WHAT IS ASKED:
Copy out each line exactly as it appears.

RECORDS SUPPLIED:
□ □ □ □ □

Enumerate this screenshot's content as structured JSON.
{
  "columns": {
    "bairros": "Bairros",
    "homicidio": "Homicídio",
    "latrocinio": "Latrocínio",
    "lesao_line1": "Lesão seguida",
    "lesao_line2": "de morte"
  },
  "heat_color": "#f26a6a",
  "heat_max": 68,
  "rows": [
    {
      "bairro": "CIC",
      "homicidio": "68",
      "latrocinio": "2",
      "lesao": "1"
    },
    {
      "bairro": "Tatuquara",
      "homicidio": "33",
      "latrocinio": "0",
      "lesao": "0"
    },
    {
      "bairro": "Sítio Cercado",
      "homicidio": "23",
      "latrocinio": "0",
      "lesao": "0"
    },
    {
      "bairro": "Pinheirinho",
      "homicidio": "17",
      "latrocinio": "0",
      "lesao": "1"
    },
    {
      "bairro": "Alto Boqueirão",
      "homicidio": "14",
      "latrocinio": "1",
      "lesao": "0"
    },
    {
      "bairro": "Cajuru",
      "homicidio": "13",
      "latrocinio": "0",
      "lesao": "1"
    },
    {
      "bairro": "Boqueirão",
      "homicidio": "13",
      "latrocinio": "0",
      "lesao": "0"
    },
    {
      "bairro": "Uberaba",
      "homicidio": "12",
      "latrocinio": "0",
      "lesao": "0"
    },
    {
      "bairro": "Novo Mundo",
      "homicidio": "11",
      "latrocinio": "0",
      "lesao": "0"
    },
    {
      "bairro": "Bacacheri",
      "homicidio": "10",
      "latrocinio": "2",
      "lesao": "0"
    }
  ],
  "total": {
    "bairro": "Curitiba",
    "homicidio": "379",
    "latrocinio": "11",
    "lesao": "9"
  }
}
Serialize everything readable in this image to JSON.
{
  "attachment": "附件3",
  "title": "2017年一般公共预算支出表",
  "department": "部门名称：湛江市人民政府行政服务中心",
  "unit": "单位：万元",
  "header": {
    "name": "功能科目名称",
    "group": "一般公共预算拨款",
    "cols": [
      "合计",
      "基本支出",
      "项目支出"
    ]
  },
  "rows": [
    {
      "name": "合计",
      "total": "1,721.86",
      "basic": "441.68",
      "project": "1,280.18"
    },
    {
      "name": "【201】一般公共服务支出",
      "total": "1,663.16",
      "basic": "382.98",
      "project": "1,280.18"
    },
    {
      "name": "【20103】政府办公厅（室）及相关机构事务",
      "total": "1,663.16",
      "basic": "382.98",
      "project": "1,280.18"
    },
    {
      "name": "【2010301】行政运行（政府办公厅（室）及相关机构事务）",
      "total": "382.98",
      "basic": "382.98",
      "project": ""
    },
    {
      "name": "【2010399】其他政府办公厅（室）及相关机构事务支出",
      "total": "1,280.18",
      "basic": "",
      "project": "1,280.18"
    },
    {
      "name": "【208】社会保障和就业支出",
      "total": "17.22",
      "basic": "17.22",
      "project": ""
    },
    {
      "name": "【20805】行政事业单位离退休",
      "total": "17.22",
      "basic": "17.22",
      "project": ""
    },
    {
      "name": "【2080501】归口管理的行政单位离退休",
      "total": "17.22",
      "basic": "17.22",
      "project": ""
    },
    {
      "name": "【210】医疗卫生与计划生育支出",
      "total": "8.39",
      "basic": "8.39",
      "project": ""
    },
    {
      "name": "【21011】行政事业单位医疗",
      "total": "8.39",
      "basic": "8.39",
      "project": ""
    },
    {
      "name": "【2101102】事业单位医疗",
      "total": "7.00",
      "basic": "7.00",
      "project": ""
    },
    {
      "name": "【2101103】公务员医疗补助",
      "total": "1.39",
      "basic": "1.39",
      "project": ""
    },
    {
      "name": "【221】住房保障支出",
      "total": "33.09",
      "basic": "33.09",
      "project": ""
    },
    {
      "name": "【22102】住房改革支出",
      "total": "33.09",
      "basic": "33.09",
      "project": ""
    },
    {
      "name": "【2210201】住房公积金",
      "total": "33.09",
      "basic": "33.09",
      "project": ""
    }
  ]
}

□ □ □ □ □

CORRECT OUTPUT:
Enumerate this screenshot's content as structured JSON.
{
  "columns": {
    "bairros": "Bairros",
    "homicidio": "Homicídio",
    "latrocinio": "Latrocínio",
    "lesao_line1": "Lesão seguida",
    "lesao_line2": "de morte"
  },
  "heat_color": "#f26a6a",
  "heat_max": 68,
  "rows": [
    {
      "bairro": "CIC",
      "homicidio": "68",
      "latrocinio": "2",
      "lesao": "1"
    },
    {
      "bairro": "Tatuquara",
      "homicidio": "33",
      "latrocinio": "0",
      "lesao": "0"
    },
    {
      "bairro": "Sítio Cercado",
      "homicidio": "23",
      "latrocinio": "0",
      "lesao": "0"
    },
    {
      "bairro": "Pinheirinho",
      "homicidio": "17",
      "latrocinio": "0",
      "lesao": "1"
    },
    {
      "bairro": "Alto Boqueirão",
      "homicidio": "14",
      "latrocinio": "1",
      "lesao": "0"
    },
    {
      "bairro": "Cajuru",
      "homicidio": "13",
      "latrocinio": "0",
      "lesao": "1"
    },
    {
      "bairro": "Boqueirão",
      "homicidio": "13",
      "latrocinio": "0",
      "lesao": "0"
    },
    {
      "bairro": "Uberaba",
      "homicidio": "12",
      "latrocinio": "0",
      "lesao": "0"
    },
    {
      "bairro": "Novo Mundo",
      "homicidio": "11",
      "latrocinio": "0",
      "lesao": "0"
    },
    {
      "bairro": "Bacacheri",
      "homicidio": "10",
      "latrocinio": "2",
      "lesao": "0"
    }
  ],
  "total": {
    "bairro": "Curitiba",
    "homicidio": "379",
    "latrocinio": "11",
    "lesao": "9"
  }
}
Serialize everything readable in this image to JSON.
{
  "attachment": "附件3",
  "title": "2017年一般公共预算支出表",
  "department": "部门名称：湛江市人民政府行政服务中心",
  "unit": "单位：万元",
  "header": {
    "name": "功能科目名称",
    "group": "一般公共预算拨款",
    "cols": [
      "合计",
      "基本支出",
      "项目支出"
    ]
  },
  "rows": [
    {
      "name": "合计",
      "total": "1,721.86",
      "basic": "441.68",
      "project": "1,280.18"
    },
    {
      "name": "【201】一般公共服务支出",
      "total": "1,663.16",
      "basic": "382.98",
      "project": "1,280.18"
    },
    {
      "name": "【20103】政府办公厅（室）及相关机构事务",
      "total": "1,663.16",
      "basic": "382.98",
      "project": "1,280.18"
    },
    {
      "name": "【2010301】行政运行（政府办公厅（室）及相关机构事务）",
      "total": "382.98",
      "basic": "382.98",
      "project": ""
    },
    {
      "name": "【2010399】其他政府办公厅（室）及相关机构事务支出",
      "total": "1,280.18",
      "basic": "",
      "project": "1,280.18"
    },
    {
      "name": "【208】社会保障和就业支出",
      "total": "17.22",
      "basic": "17.22",
      "project": ""
    },
    {
      "name": "【20805】行政事业单位离退休",
      "total": "17.22",
      "basic": "17.22",
      "project": ""
    },
    {
      "name": "【2080501】归口管理的行政单位离退休",
      "total": "17.22",
      "basic": "17.22",
      "project": ""
    },
    {
      "name": "【210】医疗卫生与计划生育支出",
      "total": "8.39",
      "basic": "8.39",
      "project": ""
    },
    {
      "name": "【21011】行政事业单位医疗",
      "total": "8.39",
      "basic": "8.39",
      "project": ""
    },
    {
      "name": "【2101102】事业单位医疗",
      "total": "7.00",
      "basic": "7.00",
      "project": ""
    },
    {
      "name": "【2101103】公务员医疗补助",
      "total": "1.39",
      "basic": "1.39",
      "project": ""
    },
    {
      "name": "【221】住房保障支出",
      "total": "33.09",
      "basic": "33.09",
      "project": ""
    },
    {
      "name": "【22102】住房改革支出",
      "total": "33.09",
      "basic": "33.09",
      "project": ""
    },
    {
      "name": "【2210201】住房公积金",
      "total": "33.09",
      "basic": "33.09",
      "project": ""
    }
  ]
}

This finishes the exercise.